-- begin Exercise material --

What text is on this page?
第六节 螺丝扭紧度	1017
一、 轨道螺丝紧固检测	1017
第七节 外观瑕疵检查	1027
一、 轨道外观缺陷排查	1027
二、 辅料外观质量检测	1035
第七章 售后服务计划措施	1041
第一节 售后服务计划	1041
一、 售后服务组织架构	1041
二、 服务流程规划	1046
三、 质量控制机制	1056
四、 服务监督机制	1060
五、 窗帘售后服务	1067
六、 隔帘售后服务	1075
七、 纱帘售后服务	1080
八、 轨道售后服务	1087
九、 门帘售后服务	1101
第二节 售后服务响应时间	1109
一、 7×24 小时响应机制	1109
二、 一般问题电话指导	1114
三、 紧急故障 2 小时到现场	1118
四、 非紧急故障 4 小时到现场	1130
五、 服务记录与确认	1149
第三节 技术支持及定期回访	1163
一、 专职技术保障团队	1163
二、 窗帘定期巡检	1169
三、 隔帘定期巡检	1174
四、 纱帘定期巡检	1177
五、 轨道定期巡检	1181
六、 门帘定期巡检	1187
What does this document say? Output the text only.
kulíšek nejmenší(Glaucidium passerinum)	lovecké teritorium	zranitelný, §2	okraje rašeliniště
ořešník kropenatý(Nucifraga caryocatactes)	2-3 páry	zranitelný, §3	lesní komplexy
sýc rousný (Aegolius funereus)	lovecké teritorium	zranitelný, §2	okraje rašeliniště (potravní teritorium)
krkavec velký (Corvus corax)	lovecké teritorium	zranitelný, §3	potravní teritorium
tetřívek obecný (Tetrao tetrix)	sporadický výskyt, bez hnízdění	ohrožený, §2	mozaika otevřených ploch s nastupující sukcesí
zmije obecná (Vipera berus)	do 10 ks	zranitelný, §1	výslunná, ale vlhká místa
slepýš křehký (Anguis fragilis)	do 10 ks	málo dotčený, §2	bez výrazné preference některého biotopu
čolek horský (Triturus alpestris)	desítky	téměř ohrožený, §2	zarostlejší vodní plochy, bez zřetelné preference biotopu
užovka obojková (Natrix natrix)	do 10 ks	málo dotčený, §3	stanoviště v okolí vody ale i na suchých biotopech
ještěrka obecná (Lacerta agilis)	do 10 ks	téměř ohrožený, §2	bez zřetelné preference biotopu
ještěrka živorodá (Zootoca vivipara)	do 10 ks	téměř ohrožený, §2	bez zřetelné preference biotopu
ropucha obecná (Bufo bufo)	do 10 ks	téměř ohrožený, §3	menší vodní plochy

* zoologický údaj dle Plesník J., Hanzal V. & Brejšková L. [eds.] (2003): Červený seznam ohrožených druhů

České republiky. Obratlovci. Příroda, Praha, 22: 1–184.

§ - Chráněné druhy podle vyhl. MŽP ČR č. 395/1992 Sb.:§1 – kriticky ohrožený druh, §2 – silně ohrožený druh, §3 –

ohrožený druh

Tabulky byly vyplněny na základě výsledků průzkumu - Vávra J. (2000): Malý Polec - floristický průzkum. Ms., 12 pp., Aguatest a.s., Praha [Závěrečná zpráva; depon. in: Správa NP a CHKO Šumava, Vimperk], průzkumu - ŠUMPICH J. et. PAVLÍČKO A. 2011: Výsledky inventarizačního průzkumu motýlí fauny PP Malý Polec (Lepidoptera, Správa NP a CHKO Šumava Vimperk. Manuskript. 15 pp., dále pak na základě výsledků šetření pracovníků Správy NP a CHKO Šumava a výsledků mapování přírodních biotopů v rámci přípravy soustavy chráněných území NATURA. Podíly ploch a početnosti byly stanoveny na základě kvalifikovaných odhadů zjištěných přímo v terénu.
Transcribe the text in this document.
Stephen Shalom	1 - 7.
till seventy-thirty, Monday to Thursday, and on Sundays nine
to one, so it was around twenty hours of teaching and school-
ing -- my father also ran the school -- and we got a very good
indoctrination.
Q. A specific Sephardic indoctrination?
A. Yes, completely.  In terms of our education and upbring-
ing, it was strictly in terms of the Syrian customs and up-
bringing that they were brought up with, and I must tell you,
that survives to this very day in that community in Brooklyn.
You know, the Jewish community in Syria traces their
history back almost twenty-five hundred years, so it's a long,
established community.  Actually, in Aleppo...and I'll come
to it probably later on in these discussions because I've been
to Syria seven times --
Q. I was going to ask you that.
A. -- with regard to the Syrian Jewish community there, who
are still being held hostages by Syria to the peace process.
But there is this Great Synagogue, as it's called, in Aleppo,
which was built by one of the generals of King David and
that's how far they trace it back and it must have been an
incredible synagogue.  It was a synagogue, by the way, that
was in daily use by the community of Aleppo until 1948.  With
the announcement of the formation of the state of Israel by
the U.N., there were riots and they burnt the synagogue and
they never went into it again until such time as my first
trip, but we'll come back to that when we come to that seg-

-- end Exercise material --

- Task directions
Reproduce the records above exactly, starting with the line that contains "Transcribe the text in this document." and ending with the last line.

- Exercise solution
Transcribe the text in this document.
Stephen Shalom	1 - 7.
till seventy-thirty, Monday to Thursday, and on Sundays nine
to one, so it was around twenty hours of teaching and school-
ing -- my father also ran the school -- and we got a very good
indoctrination.
Q. A specific Sephardic indoctrination?
A. Yes, completely.  In terms of our education and upbring-
ing, it was strictly in terms of the Syrian customs and up-
bringing that they were brought up with, and I must tell you,
that survives to this very day in that community in Brooklyn.
You know, the Jewish community in Syria traces their
history back almost twenty-five hundred years, so it's a long,
established community.  Actually, in Aleppo...and I'll come
to it probably later on in these discussions because I've been
to Syria seven times --
Q. I was going to ask you that.
A. -- with regard to the Syrian Jewish community there, who
are still being held hostages by Syria to the peace process.
But there is this Great Synagogue, as it's called, in Aleppo,
which was built by one of the generals of King David and
that's how far they trace it back and it must have been an
incredible synagogue.  It was a synagogue, by the way, that
was in daily use by the community of Aleppo until 1948.  With
the announcement of the formation of the state of Israel by
the U.N., there were riots and they burnt the synagogue and
they never went into it again until such time as my first
trip, but we'll come back to that when we come to that seg-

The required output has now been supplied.